__BRIEF__.
The answer should be a single number: how many lines of the entries below hold the word "World".

__RECORDED DATA__.

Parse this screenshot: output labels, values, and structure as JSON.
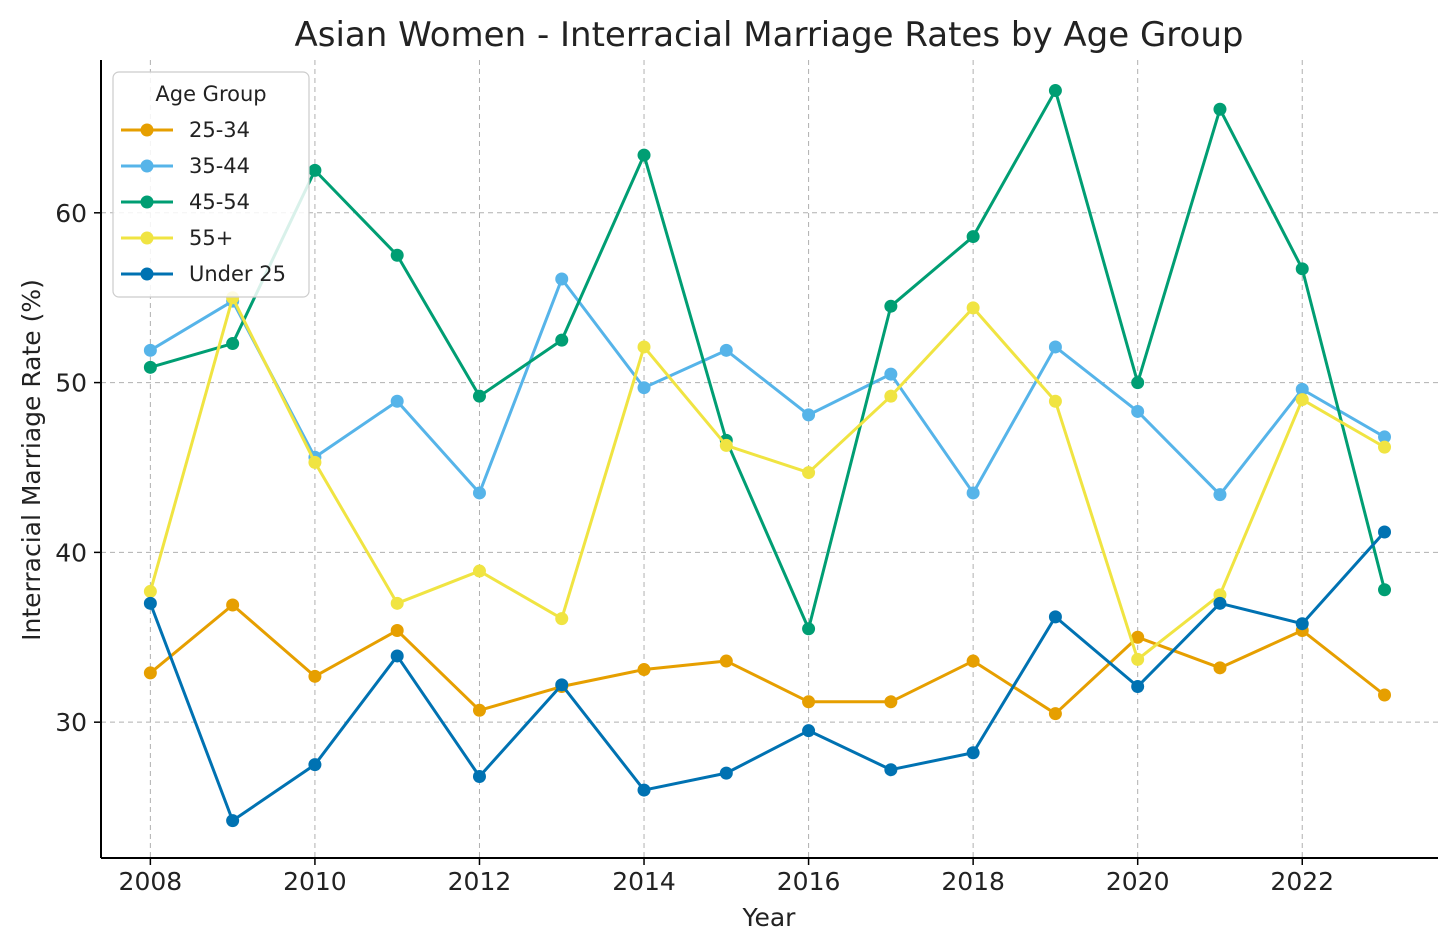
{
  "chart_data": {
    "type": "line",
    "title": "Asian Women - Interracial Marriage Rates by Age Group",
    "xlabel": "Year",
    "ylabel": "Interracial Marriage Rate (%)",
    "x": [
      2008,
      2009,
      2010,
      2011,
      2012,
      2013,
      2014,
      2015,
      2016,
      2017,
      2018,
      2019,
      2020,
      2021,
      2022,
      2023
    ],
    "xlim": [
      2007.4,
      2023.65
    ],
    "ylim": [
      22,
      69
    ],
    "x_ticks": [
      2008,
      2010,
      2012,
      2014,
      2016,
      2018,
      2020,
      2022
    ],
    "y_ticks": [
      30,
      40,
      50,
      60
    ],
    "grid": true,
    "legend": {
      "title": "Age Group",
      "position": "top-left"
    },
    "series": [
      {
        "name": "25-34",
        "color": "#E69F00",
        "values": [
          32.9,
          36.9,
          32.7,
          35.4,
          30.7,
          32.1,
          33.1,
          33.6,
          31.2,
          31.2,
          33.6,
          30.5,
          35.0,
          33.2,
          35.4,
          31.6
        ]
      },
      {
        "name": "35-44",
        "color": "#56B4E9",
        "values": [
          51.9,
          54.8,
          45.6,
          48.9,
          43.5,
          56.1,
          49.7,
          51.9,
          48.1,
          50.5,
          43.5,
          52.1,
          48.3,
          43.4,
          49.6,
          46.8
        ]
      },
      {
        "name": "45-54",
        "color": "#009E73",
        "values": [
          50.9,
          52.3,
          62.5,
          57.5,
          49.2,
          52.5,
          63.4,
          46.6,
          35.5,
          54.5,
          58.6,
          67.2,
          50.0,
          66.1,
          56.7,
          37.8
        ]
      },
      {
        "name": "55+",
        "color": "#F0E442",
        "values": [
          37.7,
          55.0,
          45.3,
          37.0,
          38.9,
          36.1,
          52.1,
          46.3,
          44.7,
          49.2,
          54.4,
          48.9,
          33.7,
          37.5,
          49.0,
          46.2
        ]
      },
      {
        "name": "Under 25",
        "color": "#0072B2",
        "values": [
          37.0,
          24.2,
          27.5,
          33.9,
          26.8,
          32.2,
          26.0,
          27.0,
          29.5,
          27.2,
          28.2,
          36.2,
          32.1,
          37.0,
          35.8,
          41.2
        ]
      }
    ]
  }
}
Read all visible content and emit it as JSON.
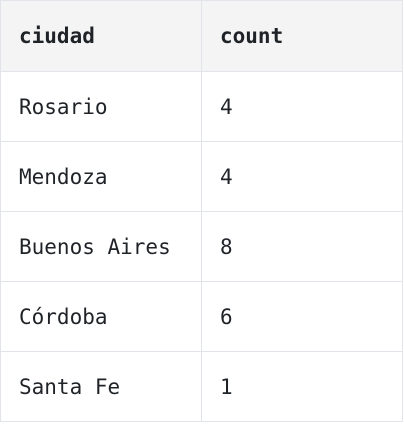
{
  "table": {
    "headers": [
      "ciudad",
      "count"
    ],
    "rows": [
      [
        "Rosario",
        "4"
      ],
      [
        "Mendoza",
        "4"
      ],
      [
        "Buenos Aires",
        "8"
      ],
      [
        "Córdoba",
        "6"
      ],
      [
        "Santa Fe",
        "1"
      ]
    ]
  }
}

---

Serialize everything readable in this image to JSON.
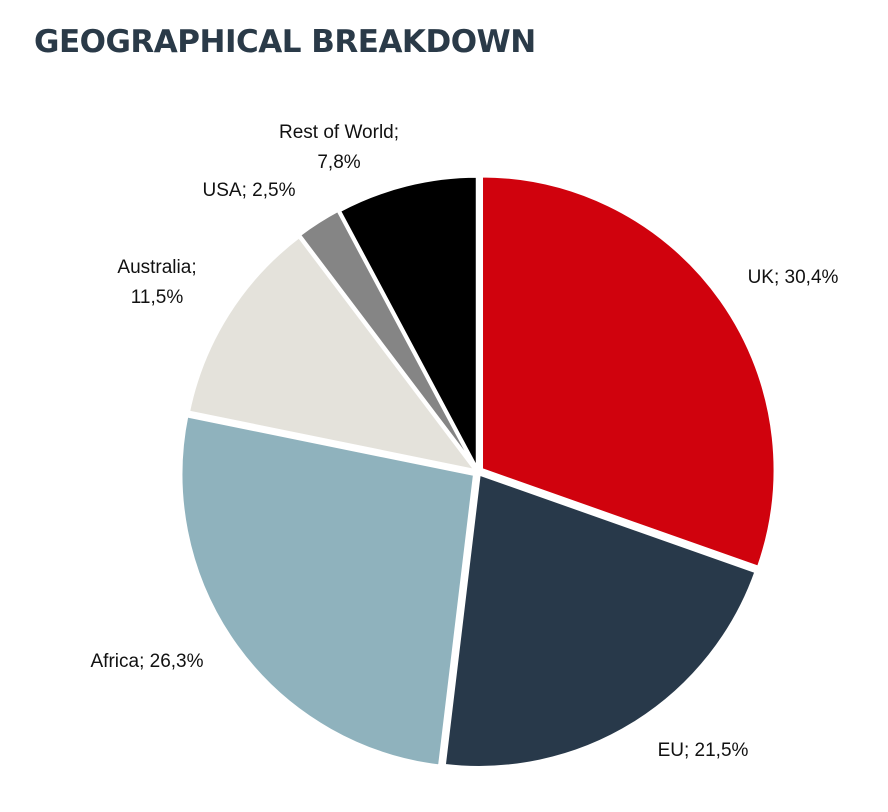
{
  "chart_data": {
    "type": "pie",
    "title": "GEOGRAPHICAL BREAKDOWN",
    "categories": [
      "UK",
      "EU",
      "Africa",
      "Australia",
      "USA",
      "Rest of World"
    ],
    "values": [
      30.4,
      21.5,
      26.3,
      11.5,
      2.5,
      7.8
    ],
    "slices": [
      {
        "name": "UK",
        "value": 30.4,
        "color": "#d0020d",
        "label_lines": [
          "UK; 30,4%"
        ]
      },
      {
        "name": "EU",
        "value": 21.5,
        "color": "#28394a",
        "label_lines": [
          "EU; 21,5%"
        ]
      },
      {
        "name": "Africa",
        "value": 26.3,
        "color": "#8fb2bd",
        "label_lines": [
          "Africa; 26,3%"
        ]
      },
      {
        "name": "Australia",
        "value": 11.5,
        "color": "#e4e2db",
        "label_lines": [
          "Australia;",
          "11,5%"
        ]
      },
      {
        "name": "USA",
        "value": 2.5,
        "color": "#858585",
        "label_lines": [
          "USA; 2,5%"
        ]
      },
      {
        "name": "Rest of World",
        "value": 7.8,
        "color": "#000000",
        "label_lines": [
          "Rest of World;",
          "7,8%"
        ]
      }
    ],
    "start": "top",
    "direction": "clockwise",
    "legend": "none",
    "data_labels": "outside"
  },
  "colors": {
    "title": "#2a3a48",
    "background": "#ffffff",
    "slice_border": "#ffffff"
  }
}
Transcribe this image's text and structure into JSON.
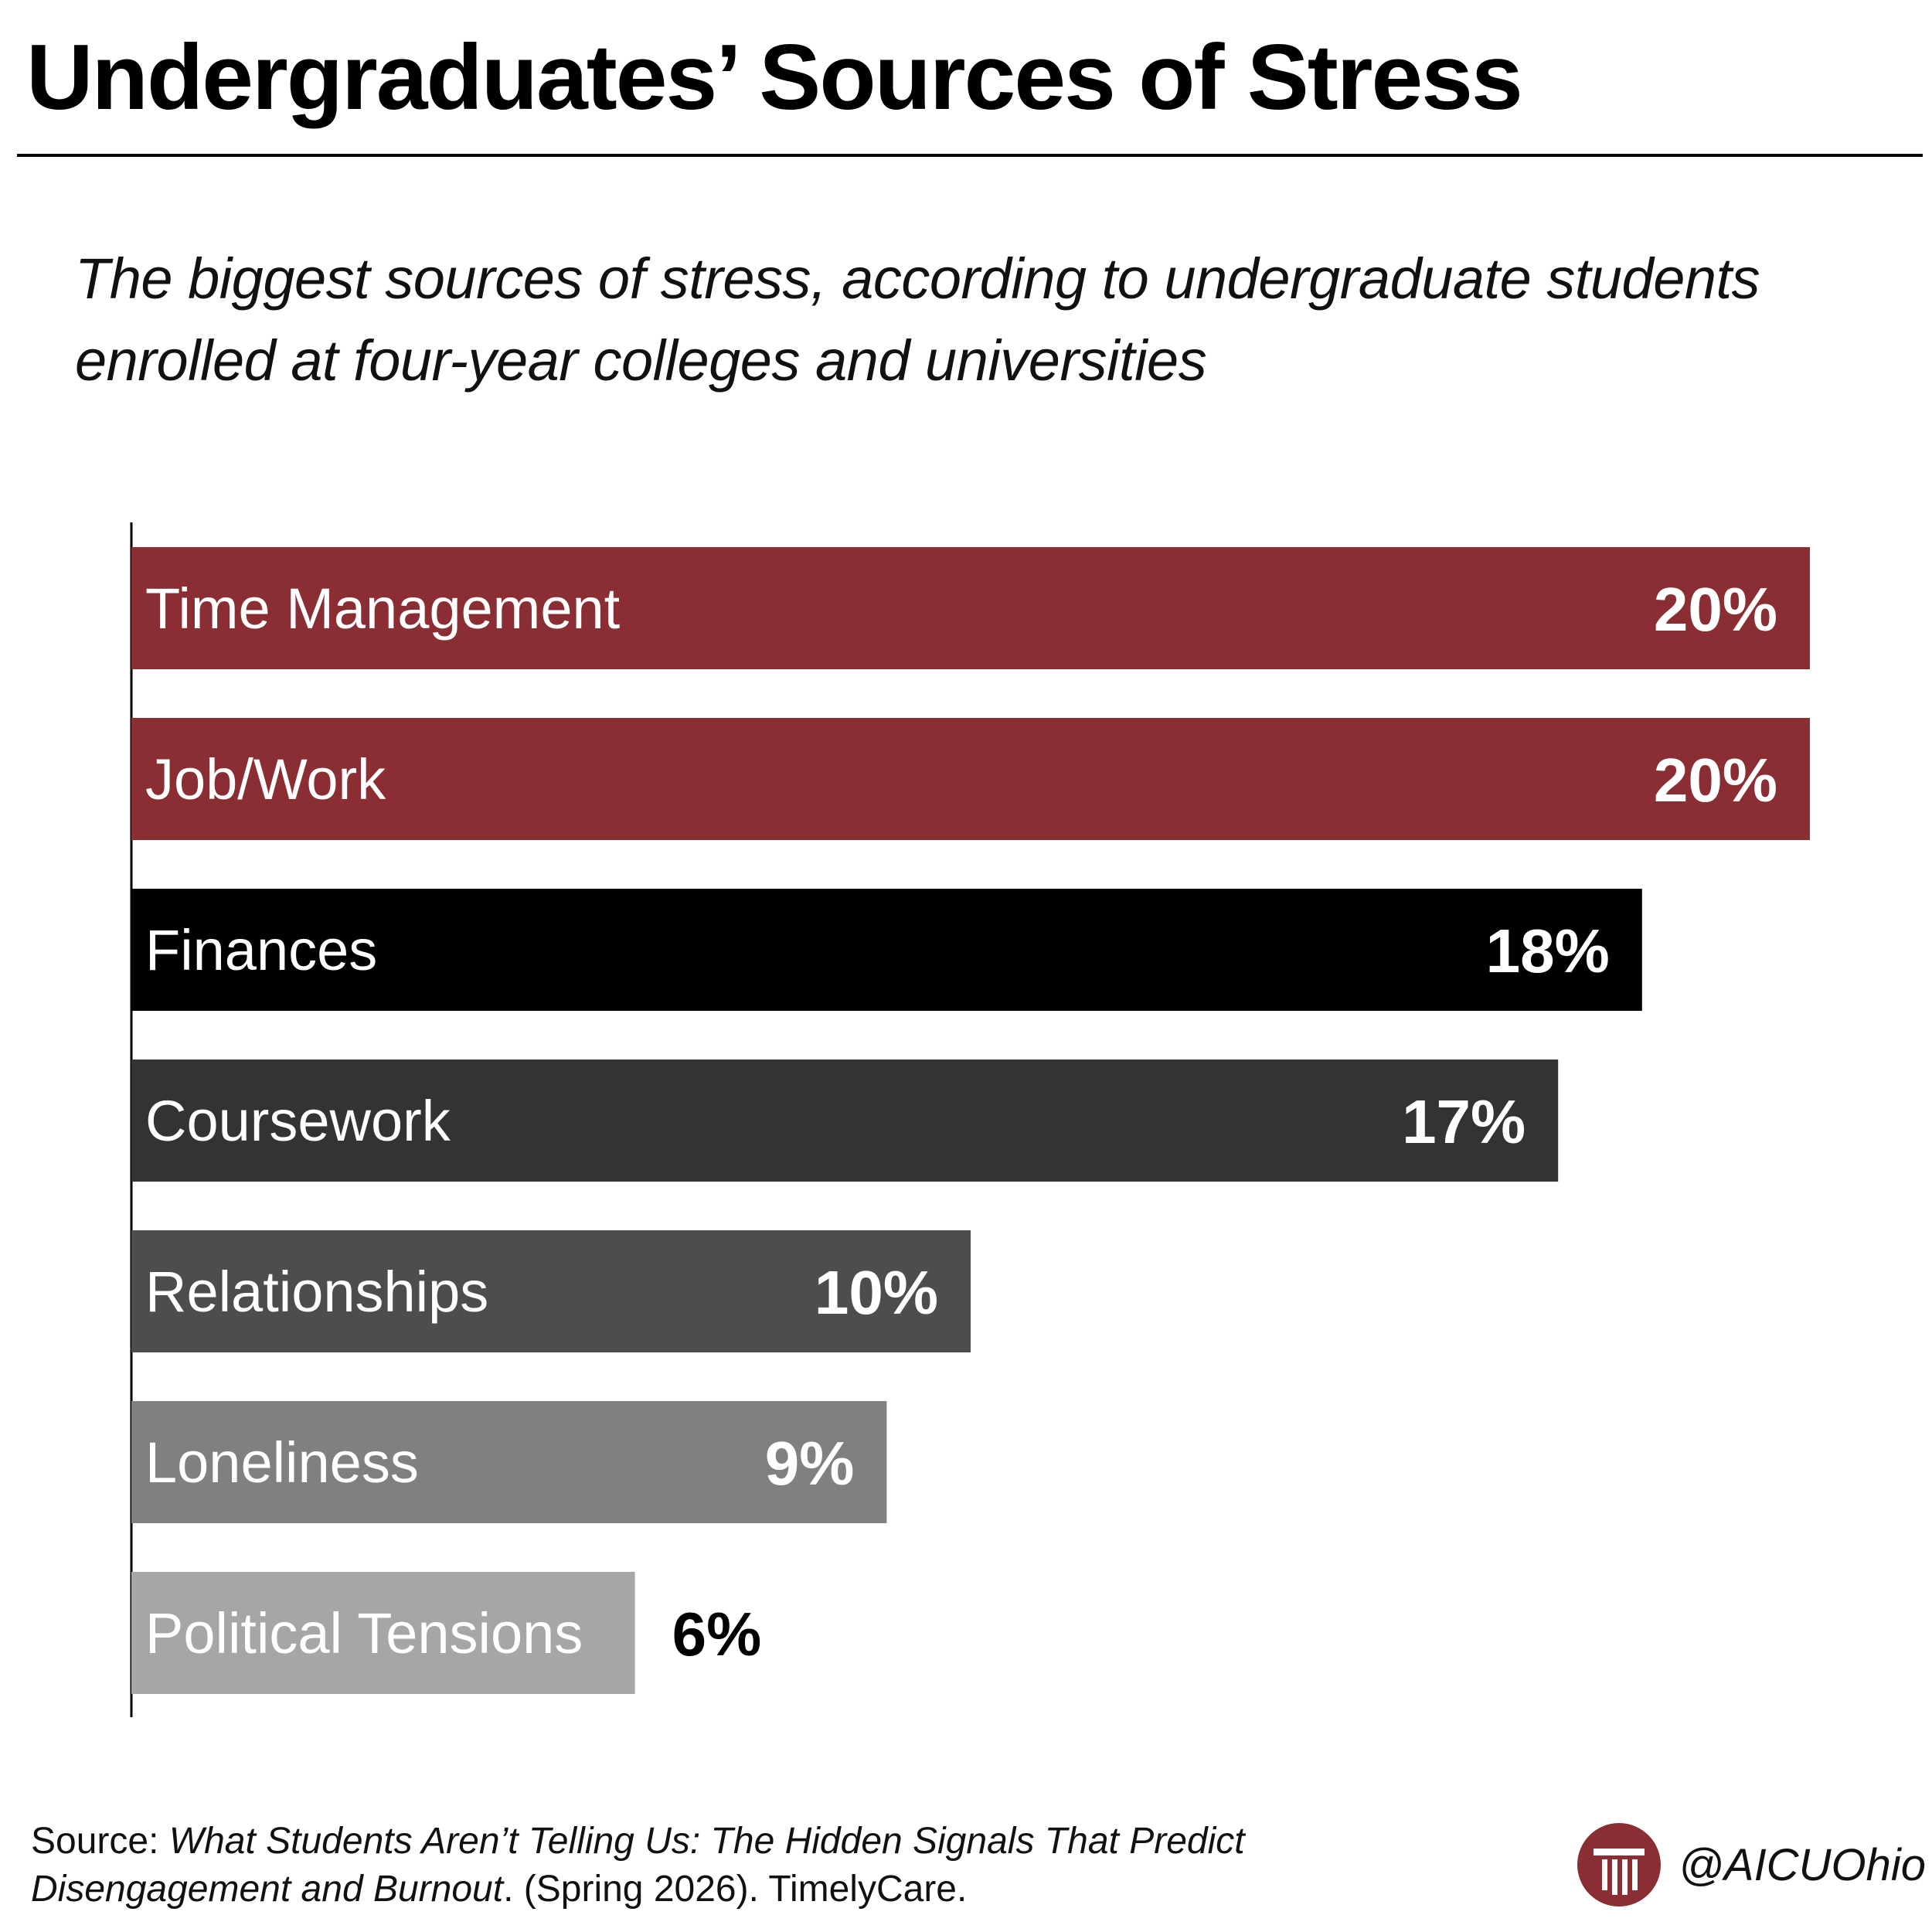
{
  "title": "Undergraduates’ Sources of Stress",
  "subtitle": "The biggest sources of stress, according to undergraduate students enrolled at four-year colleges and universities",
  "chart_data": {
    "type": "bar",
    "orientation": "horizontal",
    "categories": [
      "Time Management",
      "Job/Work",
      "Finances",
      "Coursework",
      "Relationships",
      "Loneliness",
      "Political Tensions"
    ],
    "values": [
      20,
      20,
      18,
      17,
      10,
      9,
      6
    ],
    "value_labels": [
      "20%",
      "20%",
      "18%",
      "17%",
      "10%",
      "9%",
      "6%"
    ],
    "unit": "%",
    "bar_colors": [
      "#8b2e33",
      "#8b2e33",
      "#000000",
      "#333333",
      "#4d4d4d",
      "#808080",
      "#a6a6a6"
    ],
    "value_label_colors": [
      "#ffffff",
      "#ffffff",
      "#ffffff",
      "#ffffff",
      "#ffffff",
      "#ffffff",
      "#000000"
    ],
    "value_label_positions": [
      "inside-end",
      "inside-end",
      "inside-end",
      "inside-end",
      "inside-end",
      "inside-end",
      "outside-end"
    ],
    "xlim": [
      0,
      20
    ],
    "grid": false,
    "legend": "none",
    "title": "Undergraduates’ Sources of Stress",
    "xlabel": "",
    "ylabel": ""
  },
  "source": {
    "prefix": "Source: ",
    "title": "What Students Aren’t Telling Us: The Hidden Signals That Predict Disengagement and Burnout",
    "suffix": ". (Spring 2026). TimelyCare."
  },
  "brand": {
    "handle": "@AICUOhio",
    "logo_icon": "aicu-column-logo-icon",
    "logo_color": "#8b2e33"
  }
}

__FULL OUTPUT__.
3